(Recorded data)
:::

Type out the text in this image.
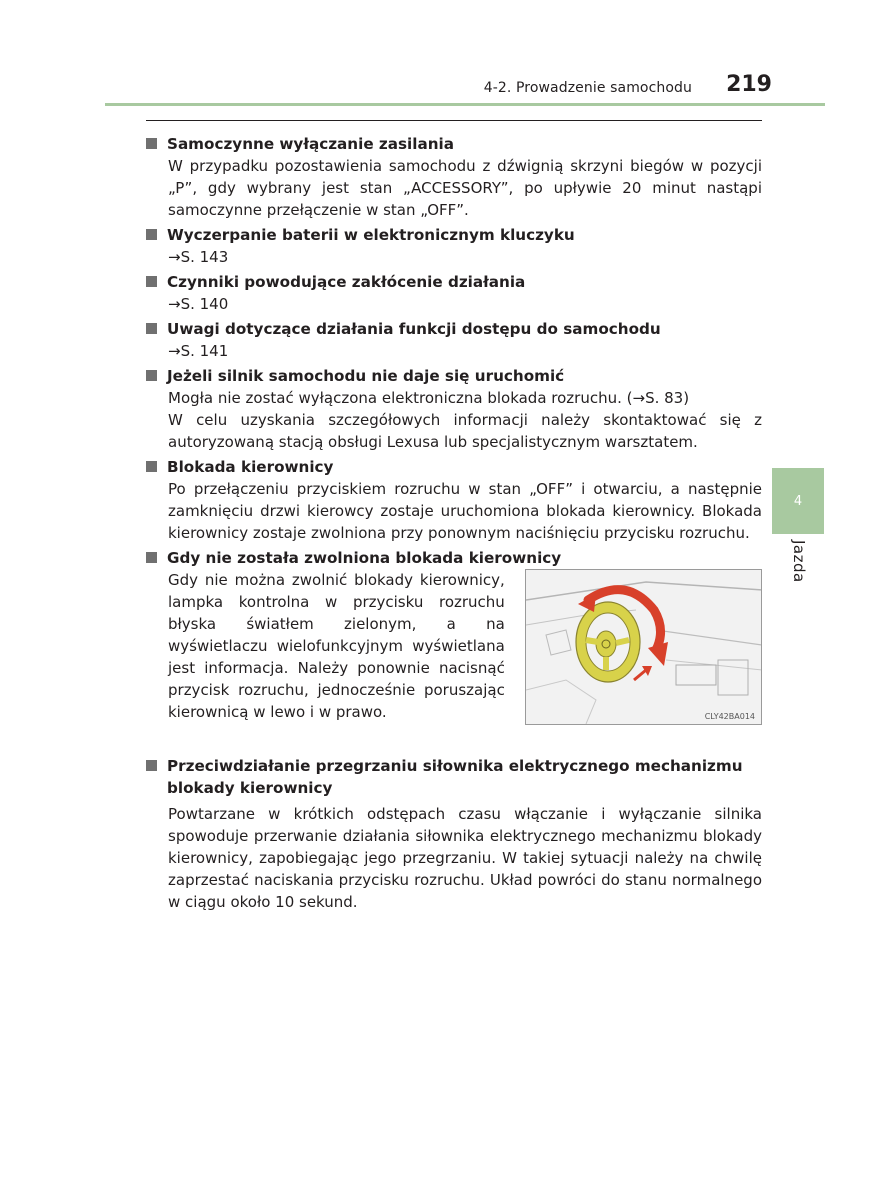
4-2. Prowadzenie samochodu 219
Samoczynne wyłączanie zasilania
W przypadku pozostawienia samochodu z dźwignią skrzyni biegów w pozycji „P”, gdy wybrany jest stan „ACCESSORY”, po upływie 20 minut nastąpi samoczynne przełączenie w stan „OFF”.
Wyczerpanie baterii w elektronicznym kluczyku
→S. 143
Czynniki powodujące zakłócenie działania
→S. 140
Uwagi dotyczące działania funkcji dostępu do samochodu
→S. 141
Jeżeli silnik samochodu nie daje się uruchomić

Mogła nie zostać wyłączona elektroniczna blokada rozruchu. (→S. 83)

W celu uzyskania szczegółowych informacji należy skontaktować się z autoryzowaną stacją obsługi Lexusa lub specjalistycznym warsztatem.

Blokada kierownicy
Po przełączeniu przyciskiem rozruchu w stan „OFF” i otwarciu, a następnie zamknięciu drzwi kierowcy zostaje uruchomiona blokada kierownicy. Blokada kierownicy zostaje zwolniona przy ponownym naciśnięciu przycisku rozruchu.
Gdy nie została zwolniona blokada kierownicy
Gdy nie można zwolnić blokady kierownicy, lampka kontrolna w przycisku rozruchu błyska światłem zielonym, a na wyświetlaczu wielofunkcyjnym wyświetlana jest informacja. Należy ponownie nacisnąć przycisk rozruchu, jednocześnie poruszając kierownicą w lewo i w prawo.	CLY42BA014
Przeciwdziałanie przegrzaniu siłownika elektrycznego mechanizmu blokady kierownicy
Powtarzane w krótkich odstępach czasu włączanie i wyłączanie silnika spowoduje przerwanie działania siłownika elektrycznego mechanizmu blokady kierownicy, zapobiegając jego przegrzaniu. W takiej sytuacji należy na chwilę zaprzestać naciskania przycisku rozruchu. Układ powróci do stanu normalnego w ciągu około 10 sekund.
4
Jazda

:::

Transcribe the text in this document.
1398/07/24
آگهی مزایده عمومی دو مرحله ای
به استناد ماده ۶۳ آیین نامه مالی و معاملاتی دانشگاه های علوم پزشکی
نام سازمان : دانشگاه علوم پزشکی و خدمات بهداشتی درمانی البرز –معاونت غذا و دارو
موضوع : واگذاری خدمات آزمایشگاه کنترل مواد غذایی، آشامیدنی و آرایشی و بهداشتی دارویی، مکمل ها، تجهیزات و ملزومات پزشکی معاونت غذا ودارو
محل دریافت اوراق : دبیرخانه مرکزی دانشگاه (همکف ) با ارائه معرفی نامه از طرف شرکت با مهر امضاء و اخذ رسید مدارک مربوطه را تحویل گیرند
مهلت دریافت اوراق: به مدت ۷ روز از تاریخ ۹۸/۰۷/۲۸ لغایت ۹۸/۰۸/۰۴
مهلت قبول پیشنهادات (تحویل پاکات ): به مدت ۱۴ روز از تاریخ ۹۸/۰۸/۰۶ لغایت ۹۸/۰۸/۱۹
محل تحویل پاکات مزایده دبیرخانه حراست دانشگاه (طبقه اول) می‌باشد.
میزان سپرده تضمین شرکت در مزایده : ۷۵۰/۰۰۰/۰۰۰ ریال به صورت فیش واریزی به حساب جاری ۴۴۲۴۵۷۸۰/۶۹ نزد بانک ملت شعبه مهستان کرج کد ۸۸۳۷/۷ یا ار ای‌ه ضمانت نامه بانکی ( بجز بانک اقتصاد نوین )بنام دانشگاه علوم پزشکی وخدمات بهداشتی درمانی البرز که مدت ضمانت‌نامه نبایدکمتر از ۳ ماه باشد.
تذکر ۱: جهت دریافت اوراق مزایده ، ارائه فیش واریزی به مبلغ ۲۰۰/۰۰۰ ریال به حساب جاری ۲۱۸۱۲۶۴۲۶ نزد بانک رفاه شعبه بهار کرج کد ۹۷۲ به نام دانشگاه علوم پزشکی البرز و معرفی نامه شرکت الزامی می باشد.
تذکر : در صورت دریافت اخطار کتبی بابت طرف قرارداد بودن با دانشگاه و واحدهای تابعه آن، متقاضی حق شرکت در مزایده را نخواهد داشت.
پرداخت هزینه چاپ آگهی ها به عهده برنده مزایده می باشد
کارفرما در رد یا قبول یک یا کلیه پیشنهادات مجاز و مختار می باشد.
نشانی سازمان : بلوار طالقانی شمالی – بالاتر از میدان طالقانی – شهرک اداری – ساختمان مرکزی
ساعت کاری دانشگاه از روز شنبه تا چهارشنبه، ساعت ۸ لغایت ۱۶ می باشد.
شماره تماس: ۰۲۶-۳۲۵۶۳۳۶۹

:::

| WHAT IS EXPECTED |
Find every line that has "تذکر" in it, then return those lines.

| ANSWER TO THE PROBLEM |
تذکر ۱: جهت دریافت اوراق مزایده ، ارائه فیش واریزی به مبلغ ۲۰۰/۰۰۰ ریال به حساب جاری ۲۱۸۱۲۶۴۲۶ نزد بانک رفاه شعبه بهار کرج کد ۹۷۲ به نام دانشگاه علوم پزشکی البرز و معرفی نامه شرکت الزامی می باشد.
تذکر : در صورت دریافت اخطار کتبی بابت طرف قرارداد بودن با دانشگاه و واحدهای تابعه آن، متقاضی حق شرکت در مزایده را نخواهد داشت.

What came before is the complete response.